··· RECORDS TO PROCESS

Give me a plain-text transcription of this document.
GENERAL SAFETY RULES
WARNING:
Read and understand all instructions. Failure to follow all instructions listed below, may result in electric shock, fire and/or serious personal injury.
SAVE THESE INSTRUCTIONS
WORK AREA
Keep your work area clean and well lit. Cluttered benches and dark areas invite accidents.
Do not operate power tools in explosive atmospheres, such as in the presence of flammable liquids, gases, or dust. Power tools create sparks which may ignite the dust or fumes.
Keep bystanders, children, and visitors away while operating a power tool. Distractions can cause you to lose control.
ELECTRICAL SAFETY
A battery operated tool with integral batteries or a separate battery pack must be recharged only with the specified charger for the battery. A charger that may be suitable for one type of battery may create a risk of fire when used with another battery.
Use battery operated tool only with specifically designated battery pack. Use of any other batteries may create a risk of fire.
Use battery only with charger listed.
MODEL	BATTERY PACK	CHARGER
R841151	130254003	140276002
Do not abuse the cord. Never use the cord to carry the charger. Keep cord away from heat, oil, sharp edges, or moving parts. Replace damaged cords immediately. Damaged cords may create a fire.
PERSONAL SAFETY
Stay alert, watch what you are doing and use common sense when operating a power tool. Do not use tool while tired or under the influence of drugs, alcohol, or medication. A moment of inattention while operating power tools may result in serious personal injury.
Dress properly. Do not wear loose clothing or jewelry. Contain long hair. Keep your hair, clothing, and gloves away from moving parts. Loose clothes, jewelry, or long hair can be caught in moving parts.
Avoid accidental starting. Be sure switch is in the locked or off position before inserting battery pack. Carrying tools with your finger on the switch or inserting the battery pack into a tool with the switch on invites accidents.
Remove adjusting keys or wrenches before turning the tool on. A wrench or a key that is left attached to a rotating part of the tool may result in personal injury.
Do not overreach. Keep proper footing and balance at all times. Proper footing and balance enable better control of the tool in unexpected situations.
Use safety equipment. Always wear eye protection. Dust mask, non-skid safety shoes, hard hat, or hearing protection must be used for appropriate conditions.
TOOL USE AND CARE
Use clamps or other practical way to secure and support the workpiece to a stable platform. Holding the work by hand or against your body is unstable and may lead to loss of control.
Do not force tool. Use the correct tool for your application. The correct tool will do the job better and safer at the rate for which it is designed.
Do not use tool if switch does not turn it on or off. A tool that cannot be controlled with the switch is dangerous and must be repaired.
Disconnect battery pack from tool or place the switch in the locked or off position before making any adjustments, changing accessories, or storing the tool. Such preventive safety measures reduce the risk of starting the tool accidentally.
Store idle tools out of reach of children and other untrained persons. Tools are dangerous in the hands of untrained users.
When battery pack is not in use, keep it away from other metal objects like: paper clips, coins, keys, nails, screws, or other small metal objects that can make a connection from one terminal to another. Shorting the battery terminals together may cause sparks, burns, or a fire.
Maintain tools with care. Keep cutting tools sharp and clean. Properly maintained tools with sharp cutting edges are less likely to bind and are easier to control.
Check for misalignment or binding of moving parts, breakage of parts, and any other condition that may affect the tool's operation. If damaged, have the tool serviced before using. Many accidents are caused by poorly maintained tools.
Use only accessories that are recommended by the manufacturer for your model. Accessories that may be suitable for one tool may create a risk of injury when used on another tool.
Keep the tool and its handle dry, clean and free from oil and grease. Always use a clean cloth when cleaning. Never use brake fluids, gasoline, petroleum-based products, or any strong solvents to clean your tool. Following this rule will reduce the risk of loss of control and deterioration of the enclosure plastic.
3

······

- _INSTRUCTION_
Give the count of lines in the records that contain "better", and no other text.

- _SOLUTION_
2